● Aim of the task
Find all lines in the listing that include the word "after", then copy them.
+ + + + + + +
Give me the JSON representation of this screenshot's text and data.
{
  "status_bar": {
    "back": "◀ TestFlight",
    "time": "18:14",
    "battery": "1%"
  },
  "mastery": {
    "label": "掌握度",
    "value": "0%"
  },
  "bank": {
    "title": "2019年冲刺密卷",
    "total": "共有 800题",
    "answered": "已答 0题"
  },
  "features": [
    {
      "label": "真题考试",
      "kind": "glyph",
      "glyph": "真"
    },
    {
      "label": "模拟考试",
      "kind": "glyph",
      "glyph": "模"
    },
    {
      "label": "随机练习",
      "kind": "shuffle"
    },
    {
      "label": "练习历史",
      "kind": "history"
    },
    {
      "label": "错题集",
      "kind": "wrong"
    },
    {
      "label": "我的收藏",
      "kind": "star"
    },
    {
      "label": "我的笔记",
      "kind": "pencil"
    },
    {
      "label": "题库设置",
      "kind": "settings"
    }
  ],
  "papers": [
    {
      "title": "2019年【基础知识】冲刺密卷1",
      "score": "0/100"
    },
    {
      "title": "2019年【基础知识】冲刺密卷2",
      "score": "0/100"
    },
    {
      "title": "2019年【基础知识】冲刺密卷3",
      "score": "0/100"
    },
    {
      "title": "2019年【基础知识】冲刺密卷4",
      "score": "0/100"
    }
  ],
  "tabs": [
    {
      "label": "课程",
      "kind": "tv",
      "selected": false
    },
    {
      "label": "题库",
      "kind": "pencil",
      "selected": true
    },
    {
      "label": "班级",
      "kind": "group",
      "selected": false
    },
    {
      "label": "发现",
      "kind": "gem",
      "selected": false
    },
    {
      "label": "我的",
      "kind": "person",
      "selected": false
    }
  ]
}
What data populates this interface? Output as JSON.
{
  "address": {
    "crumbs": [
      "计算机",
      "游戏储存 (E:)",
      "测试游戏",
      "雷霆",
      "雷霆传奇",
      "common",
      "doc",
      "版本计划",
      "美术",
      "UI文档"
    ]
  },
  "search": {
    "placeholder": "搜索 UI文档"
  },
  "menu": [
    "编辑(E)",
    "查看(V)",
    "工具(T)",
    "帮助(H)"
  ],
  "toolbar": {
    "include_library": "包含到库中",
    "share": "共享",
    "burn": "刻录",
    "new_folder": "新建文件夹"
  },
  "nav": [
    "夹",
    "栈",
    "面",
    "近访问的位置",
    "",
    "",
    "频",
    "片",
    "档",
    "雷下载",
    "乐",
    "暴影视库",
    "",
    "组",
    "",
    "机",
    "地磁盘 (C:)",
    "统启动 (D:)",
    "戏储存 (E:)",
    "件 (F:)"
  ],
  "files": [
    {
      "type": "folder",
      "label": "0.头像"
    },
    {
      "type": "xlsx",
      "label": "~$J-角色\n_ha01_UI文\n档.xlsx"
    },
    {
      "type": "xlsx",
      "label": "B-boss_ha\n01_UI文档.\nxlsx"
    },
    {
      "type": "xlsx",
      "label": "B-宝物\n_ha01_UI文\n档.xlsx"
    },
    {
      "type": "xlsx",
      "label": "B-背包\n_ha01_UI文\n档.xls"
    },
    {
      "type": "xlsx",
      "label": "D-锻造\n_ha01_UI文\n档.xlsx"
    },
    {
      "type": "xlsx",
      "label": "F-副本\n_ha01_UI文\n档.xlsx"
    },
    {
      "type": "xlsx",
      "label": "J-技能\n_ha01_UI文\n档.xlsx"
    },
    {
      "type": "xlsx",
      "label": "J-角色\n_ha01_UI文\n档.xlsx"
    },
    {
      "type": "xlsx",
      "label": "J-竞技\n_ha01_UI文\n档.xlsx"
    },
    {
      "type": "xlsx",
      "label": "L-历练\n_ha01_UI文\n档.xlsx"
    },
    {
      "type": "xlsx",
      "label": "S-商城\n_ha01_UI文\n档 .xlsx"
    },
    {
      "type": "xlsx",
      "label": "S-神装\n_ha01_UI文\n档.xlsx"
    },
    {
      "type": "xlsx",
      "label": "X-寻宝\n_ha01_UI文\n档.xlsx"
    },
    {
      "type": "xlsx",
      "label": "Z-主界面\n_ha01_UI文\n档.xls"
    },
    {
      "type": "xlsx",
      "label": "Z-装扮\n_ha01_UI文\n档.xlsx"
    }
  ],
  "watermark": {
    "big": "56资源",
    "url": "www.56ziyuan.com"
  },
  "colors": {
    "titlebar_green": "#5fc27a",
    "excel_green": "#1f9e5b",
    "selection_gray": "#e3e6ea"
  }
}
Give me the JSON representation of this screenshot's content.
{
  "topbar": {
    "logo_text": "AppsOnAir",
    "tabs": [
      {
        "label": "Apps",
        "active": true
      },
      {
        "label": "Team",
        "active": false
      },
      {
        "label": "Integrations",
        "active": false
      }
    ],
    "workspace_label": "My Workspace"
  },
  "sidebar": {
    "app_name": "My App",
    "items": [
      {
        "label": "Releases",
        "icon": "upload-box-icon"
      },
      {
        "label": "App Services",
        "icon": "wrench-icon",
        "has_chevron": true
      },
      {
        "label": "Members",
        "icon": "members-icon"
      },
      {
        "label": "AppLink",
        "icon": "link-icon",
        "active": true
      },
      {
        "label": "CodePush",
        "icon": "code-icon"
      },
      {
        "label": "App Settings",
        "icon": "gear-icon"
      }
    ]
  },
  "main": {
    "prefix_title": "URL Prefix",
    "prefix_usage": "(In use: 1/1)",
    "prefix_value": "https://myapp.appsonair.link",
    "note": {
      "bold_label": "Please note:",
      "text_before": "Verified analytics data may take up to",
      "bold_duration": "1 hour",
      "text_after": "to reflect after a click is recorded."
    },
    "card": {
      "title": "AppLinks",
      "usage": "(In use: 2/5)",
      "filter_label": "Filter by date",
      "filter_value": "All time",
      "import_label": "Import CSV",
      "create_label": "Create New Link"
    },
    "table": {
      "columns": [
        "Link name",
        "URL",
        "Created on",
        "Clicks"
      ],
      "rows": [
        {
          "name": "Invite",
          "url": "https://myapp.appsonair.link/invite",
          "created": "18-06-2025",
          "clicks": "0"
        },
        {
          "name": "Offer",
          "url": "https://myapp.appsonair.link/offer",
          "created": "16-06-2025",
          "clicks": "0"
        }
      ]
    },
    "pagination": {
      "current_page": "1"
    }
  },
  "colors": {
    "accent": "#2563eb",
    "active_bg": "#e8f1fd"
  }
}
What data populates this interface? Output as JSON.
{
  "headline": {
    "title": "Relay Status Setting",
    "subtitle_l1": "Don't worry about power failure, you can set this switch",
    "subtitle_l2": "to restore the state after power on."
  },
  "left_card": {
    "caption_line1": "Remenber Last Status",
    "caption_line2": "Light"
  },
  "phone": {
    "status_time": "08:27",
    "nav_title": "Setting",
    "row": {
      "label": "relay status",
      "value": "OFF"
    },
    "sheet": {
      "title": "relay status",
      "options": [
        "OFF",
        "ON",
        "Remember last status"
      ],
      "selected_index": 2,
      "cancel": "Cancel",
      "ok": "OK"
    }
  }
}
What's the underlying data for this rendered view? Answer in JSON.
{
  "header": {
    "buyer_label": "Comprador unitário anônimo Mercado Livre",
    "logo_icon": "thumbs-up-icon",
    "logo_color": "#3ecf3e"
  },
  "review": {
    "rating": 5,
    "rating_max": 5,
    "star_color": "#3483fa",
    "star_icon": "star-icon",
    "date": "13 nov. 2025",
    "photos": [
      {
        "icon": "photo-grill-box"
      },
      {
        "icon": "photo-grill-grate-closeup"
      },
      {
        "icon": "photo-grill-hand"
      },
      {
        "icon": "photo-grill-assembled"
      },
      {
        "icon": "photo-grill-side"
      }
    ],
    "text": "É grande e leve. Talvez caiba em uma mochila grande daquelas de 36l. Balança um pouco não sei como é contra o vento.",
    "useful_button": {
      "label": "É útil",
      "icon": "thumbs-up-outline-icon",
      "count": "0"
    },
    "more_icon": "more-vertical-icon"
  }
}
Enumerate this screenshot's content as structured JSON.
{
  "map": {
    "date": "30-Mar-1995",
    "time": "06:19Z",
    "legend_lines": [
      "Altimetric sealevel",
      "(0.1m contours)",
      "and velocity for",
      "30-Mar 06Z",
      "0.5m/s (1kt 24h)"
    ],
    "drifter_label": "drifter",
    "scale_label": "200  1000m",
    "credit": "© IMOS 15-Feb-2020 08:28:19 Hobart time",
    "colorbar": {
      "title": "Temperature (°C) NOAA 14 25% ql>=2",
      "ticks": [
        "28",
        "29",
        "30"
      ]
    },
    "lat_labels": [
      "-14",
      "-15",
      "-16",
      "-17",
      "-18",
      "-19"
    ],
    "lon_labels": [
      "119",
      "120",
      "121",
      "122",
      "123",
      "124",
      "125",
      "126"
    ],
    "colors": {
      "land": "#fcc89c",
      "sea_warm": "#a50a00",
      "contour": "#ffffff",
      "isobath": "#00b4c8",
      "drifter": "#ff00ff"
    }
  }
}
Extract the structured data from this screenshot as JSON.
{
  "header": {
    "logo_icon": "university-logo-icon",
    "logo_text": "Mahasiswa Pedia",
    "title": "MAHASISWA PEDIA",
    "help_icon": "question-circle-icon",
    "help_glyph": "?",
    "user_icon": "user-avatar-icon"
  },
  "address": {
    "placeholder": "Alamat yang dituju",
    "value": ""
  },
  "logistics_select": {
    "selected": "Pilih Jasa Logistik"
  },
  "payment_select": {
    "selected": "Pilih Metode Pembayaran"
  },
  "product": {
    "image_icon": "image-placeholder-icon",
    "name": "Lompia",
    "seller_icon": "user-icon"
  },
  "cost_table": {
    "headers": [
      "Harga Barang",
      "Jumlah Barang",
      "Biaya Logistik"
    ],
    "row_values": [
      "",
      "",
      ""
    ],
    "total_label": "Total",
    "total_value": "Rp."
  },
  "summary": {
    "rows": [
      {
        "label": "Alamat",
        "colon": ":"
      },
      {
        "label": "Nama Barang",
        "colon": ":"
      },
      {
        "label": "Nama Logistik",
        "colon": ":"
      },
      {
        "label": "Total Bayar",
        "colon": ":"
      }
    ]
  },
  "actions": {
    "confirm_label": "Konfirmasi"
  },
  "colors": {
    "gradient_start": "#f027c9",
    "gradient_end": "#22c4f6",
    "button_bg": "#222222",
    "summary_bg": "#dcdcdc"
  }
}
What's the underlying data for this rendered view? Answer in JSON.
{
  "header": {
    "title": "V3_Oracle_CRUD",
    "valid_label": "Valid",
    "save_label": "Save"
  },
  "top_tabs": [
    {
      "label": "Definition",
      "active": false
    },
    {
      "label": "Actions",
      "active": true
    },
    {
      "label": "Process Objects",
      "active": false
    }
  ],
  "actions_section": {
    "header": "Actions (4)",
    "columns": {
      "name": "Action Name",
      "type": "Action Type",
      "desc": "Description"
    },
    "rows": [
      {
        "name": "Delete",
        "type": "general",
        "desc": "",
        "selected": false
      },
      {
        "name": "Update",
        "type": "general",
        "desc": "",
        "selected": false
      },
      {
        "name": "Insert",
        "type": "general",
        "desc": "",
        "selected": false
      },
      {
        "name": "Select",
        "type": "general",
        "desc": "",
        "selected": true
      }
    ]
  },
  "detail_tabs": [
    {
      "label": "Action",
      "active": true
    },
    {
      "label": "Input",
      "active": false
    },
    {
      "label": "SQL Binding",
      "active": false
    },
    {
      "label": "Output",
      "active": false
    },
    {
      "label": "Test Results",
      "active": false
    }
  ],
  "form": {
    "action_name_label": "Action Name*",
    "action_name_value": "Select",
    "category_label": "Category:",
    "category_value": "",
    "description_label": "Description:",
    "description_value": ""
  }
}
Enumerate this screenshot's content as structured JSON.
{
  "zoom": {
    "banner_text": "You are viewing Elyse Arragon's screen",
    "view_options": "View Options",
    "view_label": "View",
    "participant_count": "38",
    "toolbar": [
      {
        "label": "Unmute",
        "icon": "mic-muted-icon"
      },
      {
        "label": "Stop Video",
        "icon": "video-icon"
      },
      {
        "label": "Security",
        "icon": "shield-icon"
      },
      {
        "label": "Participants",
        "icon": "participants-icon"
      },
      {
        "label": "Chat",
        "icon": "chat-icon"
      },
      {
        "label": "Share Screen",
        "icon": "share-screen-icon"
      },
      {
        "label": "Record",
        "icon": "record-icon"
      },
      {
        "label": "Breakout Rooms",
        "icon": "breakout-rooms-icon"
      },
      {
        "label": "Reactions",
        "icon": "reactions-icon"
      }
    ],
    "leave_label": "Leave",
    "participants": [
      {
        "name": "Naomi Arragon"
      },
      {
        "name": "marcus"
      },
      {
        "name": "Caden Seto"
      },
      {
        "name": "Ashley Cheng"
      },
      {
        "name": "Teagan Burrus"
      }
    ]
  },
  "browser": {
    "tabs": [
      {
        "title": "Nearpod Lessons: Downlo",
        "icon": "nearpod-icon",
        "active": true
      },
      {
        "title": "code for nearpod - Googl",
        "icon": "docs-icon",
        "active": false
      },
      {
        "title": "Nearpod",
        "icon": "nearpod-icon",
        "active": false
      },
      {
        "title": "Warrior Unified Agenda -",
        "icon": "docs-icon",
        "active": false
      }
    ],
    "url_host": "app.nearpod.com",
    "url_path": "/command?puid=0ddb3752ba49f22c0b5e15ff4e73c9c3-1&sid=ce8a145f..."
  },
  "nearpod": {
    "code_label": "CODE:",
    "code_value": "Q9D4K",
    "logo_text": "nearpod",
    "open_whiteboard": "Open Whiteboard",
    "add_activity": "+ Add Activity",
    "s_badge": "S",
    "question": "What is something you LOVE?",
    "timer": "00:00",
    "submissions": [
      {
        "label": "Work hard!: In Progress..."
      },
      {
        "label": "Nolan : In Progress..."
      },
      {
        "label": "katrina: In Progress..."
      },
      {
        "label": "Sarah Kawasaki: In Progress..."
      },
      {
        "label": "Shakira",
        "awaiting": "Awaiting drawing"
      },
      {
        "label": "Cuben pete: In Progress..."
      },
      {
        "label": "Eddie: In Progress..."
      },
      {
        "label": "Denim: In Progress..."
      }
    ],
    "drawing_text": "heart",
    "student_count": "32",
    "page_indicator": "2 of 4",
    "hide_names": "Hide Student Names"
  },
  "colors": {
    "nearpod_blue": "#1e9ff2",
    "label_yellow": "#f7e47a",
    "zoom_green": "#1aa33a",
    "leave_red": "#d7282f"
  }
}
+ + + + + + +
● The completed task
      "text_after": "to reflect after a click is recorded."
    "subtitle_l2": "to restore the state after power on."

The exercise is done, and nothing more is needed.